## AIM:
Write out the material exactly, leaving every picture behind.

## DATA LISTING:
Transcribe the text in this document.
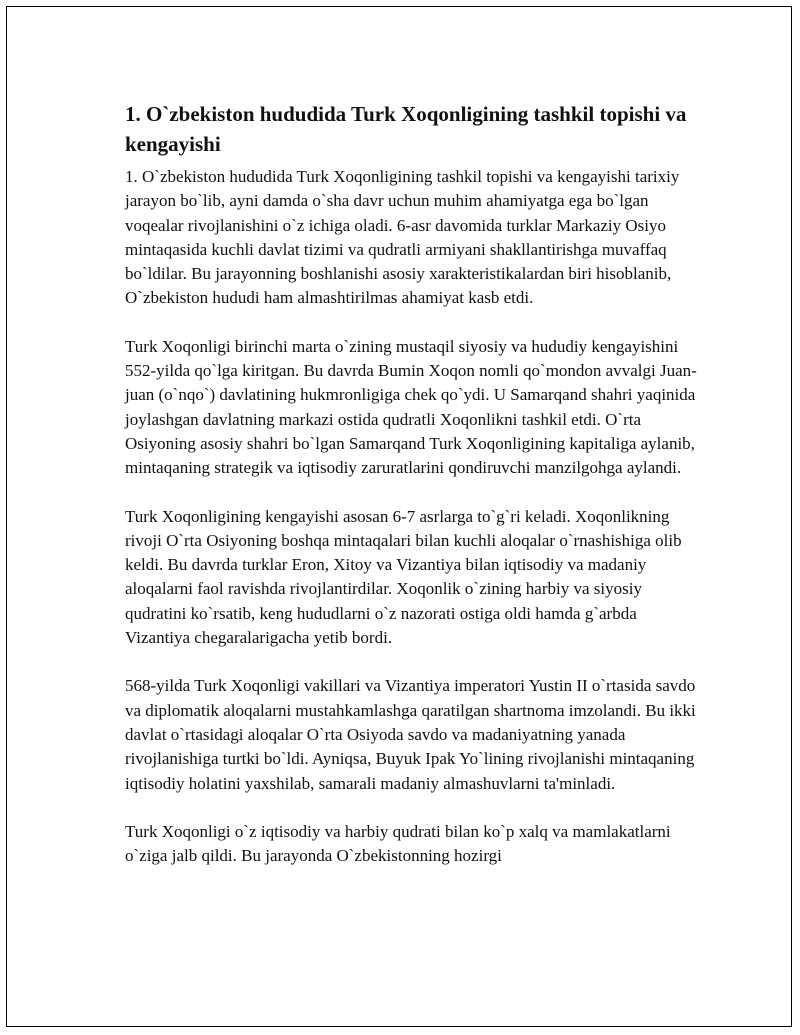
1. O`zbekiston hududida Turk Xoqonligining tashkil topishi va kengayishi

1. O`zbekiston hududida Turk Xoqonligining tashkil topishi va kengayishi tarixiy jarayon bo`lib, ayni damda o`sha davr uchun muhim ahamiyatga ega bo`lgan voqealar rivojlanishini o`z ichiga oladi. 6-asr davomida turklar Markaziy Osiyo mintaqasida kuchli davlat tizimi va qudratli armiyani shakllantirishga muvaffaq bo`ldilar. Bu jarayonning boshlanishi asosiy xarakteristikalardan biri hisoblanib, O`zbekiston hududi ham almashtirilmas ahamiyat kasb etdi.

Turk Xoqonligi birinchi marta o`zining mustaqil siyosiy va hududiy kengayishini 552-yilda qo`lga kiritgan. Bu davrda Bumin Xoqon nomli qo`mondon avvalgi Juan-juan (o`nqo`) davlatining hukmronligiga chek qo`ydi. U Samarqand shahri yaqinida joylashgan davlatning markazi ostida qudratli Xoqonlikni tashkil etdi. O`rta Osiyoning asosiy shahri bo`lgan Samarqand Turk Xoqonligining kapitaliga aylanib, mintaqaning strategik va iqtisodiy zaruratlarini qondiruvchi manzilgohga aylandi.

Turk Xoqonligining kengayishi asosan 6-7 asrlarga to`g`ri keladi. Xoqonlikning rivoji O`rta Osiyoning boshqa mintaqalari bilan kuchli aloqalar o`rnashishiga olib keldi. Bu davrda turklar Eron, Xitoy va Vizantiya bilan iqtisodiy va madaniy aloqalarni faol ravishda rivojlantirdilar. Xoqonlik o`zining harbiy va siyosiy qudratini ko`rsatib, keng hududlarni o`z nazorati ostiga oldi hamda g`arbda Vizantiya chegaralarigacha yetib bordi.

568-yilda Turk Xoqonligi vakillari va Vizantiya imperatori Yustin II o`rtasida savdo va diplomatik aloqalarni mustahkamlashga qaratilgan shartnoma imzolandi. Bu ikki davlat o`rtasidagi aloqalar O`rta Osiyoda savdo va madaniyatning yanada rivojlanishiga turtki bo`ldi. Ayniqsa, Buyuk Ipak Yo`lining rivojlanishi mintaqaning iqtisodiy holatini yaxshilab, samarali madaniy almashuvlarni ta'minladi.

Turk Xoqonligi o`z iqtisodiy va harbiy qudrati bilan ko`p xalq va mamlakatlarni o`ziga jalb qildi. Bu jarayonda O`zbekistonning hozirgi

## SOLUTION TO THIS PROBLEM:
Transcribe the text in this document.
1. O`zbekiston hududida Turk Xoqonligining tashkil topishi va kengayishi

1. O`zbekiston hududida Turk Xoqonligining tashkil topishi va kengayishi tarixiy jarayon bo`lib, ayni damda o`sha davr uchun muhim ahamiyatga ega bo`lgan voqealar rivojlanishini o`z ichiga oladi. 6-asr davomida turklar Markaziy Osiyo mintaqasida kuchli davlat tizimi va qudratli armiyani shakllantirishga muvaffaq bo`ldilar. Bu jarayonning boshlanishi asosiy xarakteristikalardan biri hisoblanib, O`zbekiston hududi ham almashtirilmas ahamiyat kasb etdi.

Turk Xoqonligi birinchi marta o`zining mustaqil siyosiy va hududiy kengayishini 552-yilda qo`lga kiritgan. Bu davrda Bumin Xoqon nomli qo`mondon avvalgi Juan-juan (o`nqo`) davlatining hukmronligiga chek qo`ydi. U Samarqand shahri yaqinida joylashgan davlatning markazi ostida qudratli Xoqonlikni tashkil etdi. O`rta Osiyoning asosiy shahri bo`lgan Samarqand Turk Xoqonligining kapitaliga aylanib, mintaqaning strategik va iqtisodiy zaruratlarini qondiruvchi manzilgohga aylandi.

Turk Xoqonligining kengayishi asosan 6-7 asrlarga to`g`ri keladi. Xoqonlikning rivoji O`rta Osiyoning boshqa mintaqalari bilan kuchli aloqalar o`rnashishiga olib keldi. Bu davrda turklar Eron, Xitoy va Vizantiya bilan iqtisodiy va madaniy aloqalarni faol ravishda rivojlantirdilar. Xoqonlik o`zining harbiy va siyosiy qudratini ko`rsatib, keng hududlarni o`z nazorati ostiga oldi hamda g`arbda Vizantiya chegaralarigacha yetib bordi.

568-yilda Turk Xoqonligi vakillari va Vizantiya imperatori Yustin II o`rtasida savdo va diplomatik aloqalarni mustahkamlashga qaratilgan shartnoma imzolandi. Bu ikki davlat o`rtasidagi aloqalar O`rta Osiyoda savdo va madaniyatning yanada rivojlanishiga turtki bo`ldi. Ayniqsa, Buyuk Ipak Yo`lining rivojlanishi mintaqaning iqtisodiy holatini yaxshilab, samarali madaniy almashuvlarni ta'minladi.

Turk Xoqonligi o`z iqtisodiy va harbiy qudrati bilan ko`p xalq va mamlakatlarni o`ziga jalb qildi. Bu jarayonda O`zbekistonning hozirgi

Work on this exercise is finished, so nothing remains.